● Source material
::::
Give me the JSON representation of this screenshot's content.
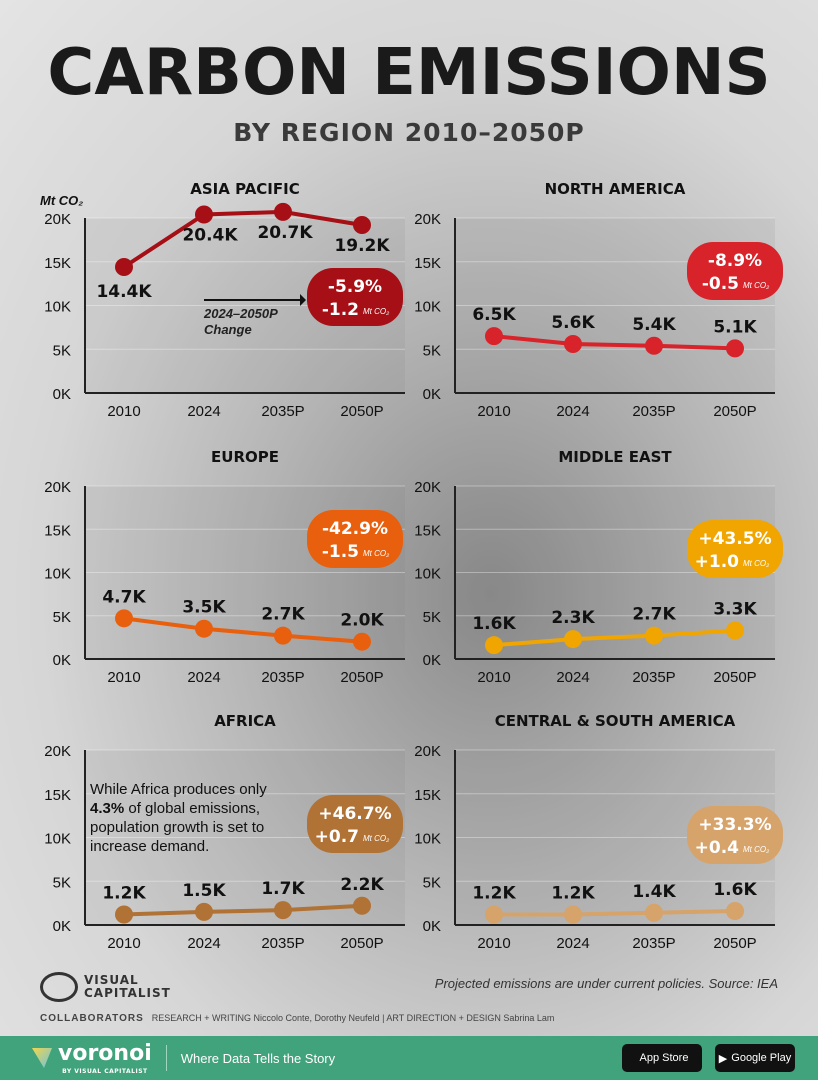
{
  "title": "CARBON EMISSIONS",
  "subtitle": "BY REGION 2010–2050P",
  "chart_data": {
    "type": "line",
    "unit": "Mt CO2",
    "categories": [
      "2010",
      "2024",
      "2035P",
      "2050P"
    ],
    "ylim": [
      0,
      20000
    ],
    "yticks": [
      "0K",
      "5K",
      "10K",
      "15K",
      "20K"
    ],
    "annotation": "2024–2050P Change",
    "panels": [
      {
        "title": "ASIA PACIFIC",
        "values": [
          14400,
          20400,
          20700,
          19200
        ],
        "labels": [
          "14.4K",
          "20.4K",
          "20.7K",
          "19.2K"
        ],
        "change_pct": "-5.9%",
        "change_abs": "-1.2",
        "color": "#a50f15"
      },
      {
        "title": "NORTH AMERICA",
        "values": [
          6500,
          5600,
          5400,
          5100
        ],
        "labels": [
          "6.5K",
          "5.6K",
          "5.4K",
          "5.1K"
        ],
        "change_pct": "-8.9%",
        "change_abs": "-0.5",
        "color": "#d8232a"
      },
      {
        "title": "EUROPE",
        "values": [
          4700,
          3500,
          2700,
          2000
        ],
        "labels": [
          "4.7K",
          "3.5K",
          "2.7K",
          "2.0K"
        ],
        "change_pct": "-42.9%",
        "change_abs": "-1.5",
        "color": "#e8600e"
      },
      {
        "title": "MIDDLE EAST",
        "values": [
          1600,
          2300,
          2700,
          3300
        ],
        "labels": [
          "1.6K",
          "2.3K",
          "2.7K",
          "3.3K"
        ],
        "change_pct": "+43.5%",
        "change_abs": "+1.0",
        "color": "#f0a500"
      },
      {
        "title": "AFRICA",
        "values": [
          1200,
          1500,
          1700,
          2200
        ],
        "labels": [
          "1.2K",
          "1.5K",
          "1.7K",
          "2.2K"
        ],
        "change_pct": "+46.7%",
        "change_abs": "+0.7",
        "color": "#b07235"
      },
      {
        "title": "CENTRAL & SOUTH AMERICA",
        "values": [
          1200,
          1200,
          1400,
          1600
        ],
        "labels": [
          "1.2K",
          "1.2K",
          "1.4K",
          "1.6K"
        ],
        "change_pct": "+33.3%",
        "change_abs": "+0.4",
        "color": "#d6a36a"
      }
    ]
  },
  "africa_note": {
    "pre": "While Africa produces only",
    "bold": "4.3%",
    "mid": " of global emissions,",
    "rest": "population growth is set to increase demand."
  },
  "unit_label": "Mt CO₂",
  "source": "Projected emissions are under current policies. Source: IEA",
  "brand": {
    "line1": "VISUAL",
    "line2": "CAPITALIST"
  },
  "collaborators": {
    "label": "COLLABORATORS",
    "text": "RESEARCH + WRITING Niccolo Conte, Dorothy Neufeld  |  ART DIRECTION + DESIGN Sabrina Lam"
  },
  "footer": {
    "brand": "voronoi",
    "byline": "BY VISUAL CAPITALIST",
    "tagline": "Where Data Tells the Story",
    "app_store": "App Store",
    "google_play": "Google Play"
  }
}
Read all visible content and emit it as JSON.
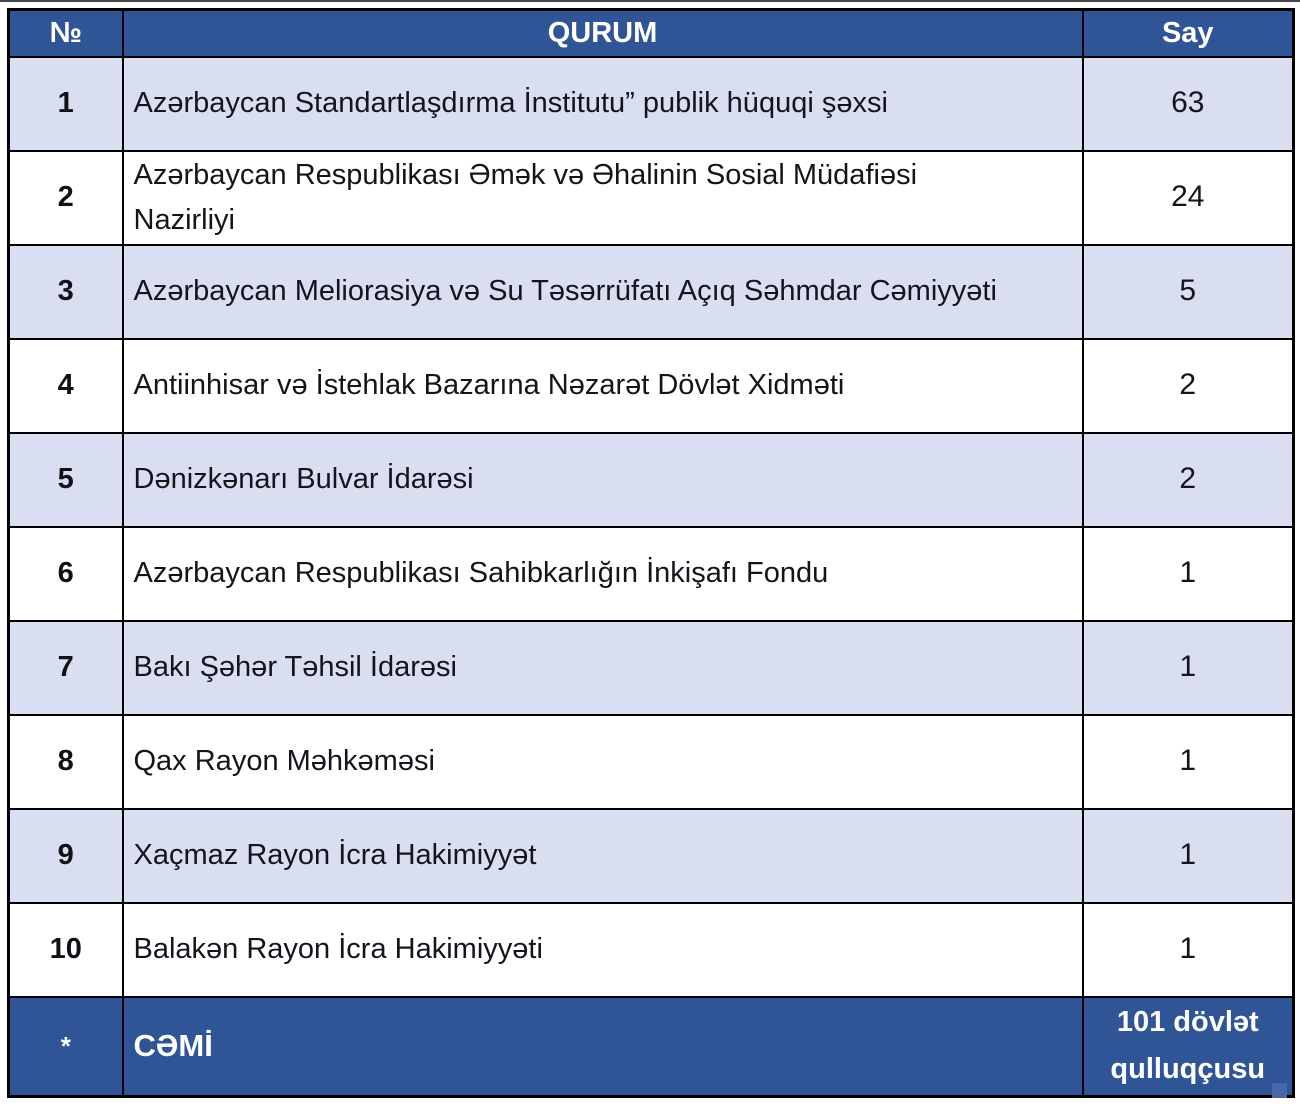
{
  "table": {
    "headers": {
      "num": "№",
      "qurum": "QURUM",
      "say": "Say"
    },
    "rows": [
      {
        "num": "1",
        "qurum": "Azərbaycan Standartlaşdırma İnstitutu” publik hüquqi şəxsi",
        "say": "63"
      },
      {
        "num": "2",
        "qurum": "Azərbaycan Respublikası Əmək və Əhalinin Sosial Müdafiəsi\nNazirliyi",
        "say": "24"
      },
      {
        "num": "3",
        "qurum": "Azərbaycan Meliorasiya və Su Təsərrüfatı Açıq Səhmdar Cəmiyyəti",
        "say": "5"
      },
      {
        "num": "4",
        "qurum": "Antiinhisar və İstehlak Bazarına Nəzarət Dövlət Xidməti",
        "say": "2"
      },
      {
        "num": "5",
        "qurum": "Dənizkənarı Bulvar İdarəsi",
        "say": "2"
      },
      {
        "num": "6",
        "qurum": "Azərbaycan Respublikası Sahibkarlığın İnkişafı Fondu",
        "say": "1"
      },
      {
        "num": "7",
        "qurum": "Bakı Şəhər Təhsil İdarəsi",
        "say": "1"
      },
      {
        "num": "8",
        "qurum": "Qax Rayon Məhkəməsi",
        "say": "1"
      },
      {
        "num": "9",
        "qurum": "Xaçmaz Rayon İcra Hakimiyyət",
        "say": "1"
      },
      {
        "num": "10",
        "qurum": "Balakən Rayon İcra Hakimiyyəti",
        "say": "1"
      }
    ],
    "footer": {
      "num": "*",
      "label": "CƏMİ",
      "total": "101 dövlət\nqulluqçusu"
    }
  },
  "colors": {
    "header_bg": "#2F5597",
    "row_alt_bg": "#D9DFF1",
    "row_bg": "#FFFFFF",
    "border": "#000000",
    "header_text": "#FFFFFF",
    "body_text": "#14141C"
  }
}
::::
● Set problem
The listing above needs to be output again exactly. Don't include the pictures.

● Full output
Give me the JSON representation of this screenshot's content.
{
  "title": "CARBON EMISSIONS",
  "subtitle": "BY REGION 2010–2050P",
  "chart_data": {
    "type": "line",
    "unit": "Mt CO2",
    "categories": [
      "2010",
      "2024",
      "2035P",
      "2050P"
    ],
    "ylim": [
      0,
      20000
    ],
    "yticks": [
      "0K",
      "5K",
      "10K",
      "15K",
      "20K"
    ],
    "annotation": "2024–2050P Change",
    "panels": [
      {
        "title": "ASIA PACIFIC",
        "values": [
          14400,
          20400,
          20700,
          19200
        ],
        "labels": [
          "14.4K",
          "20.4K",
          "20.7K",
          "19.2K"
        ],
        "change_pct": "-5.9%",
        "change_abs": "-1.2",
        "color": "#a50f15"
      },
      {
        "title": "NORTH AMERICA",
        "values": [
          6500,
          5600,
          5400,
          5100
        ],
        "labels": [
          "6.5K",
          "5.6K",
          "5.4K",
          "5.1K"
        ],
        "change_pct": "-8.9%",
        "change_abs": "-0.5",
        "color": "#d8232a"
      },
      {
        "title": "EUROPE",
        "values": [
          4700,
          3500,
          2700,
          2000
        ],
        "labels": [
          "4.7K",
          "3.5K",
          "2.7K",
          "2.0K"
        ],
        "change_pct": "-42.9%",
        "change_abs": "-1.5",
        "color": "#e8600e"
      },
      {
        "title": "MIDDLE EAST",
        "values": [
          1600,
          2300,
          2700,
          3300
        ],
        "labels": [
          "1.6K",
          "2.3K",
          "2.7K",
          "3.3K"
        ],
        "change_pct": "+43.5%",
        "change_abs": "+1.0",
        "color": "#f0a500"
      },
      {
        "title": "AFRICA",
        "values": [
          1200,
          1500,
          1700,
          2200
        ],
        "labels": [
          "1.2K",
          "1.5K",
          "1.7K",
          "2.2K"
        ],
        "change_pct": "+46.7%",
        "change_abs": "+0.7",
        "color": "#b07235"
      },
      {
        "title": "CENTRAL & SOUTH AMERICA",
        "values": [
          1200,
          1200,
          1400,
          1600
        ],
        "labels": [
          "1.2K",
          "1.2K",
          "1.4K",
          "1.6K"
        ],
        "change_pct": "+33.3%",
        "change_abs": "+0.4",
        "color": "#d6a36a"
      }
    ]
  },
  "africa_note": {
    "pre": "While Africa produces only",
    "bold": "4.3%",
    "mid": " of global emissions,",
    "rest": "population growth is set to increase demand."
  },
  "unit_label": "Mt CO₂",
  "source": "Projected emissions are under current policies. Source: IEA",
  "brand": {
    "line1": "VISUAL",
    "line2": "CAPITALIST"
  },
  "collaborators": {
    "label": "COLLABORATORS",
    "text": "RESEARCH + WRITING Niccolo Conte, Dorothy Neufeld  |  ART DIRECTION + DESIGN Sabrina Lam"
  },
  "footer": {
    "brand": "voronoi",
    "byline": "BY VISUAL CAPITALIST",
    "tagline": "Where Data Tells the Story",
    "app_store": "App Store",
    "google_play": "Google Play"
  }
}
Read all visible content and emit it as JSON.
{
  "table": {
    "headers": {
      "num": "№",
      "qurum": "QURUM",
      "say": "Say"
    },
    "rows": [
      {
        "num": "1",
        "qurum": "Azərbaycan Standartlaşdırma İnstitutu” publik hüquqi şəxsi",
        "say": "63"
      },
      {
        "num": "2",
        "qurum": "Azərbaycan Respublikası Əmək və Əhalinin Sosial Müdafiəsi\nNazirliyi",
        "say": "24"
      },
      {
        "num": "3",
        "qurum": "Azərbaycan Meliorasiya və Su Təsərrüfatı Açıq Səhmdar Cəmiyyəti",
        "say": "5"
      },
      {
        "num": "4",
        "qurum": "Antiinhisar və İstehlak Bazarına Nəzarət Dövlət Xidməti",
        "say": "2"
      },
      {
        "num": "5",
        "qurum": "Dənizkənarı Bulvar İdarəsi",
        "say": "2"
      },
      {
        "num": "6",
        "qurum": "Azərbaycan Respublikası Sahibkarlığın İnkişafı Fondu",
        "say": "1"
      },
      {
        "num": "7",
        "qurum": "Bakı Şəhər Təhsil İdarəsi",
        "say": "1"
      },
      {
        "num": "8",
        "qurum": "Qax Rayon Məhkəməsi",
        "say": "1"
      },
      {
        "num": "9",
        "qurum": "Xaçmaz Rayon İcra Hakimiyyət",
        "say": "1"
      },
      {
        "num": "10",
        "qurum": "Balakən Rayon İcra Hakimiyyəti",
        "say": "1"
      }
    ],
    "footer": {
      "num": "*",
      "label": "CƏMİ",
      "total": "101 dövlət\nqulluqçusu"
    }
  },
  "colors": {
    "header_bg": "#2F5597",
    "row_alt_bg": "#D9DFF1",
    "row_bg": "#FFFFFF",
    "border": "#000000",
    "header_text": "#FFFFFF",
    "body_text": "#14141C"
  }
}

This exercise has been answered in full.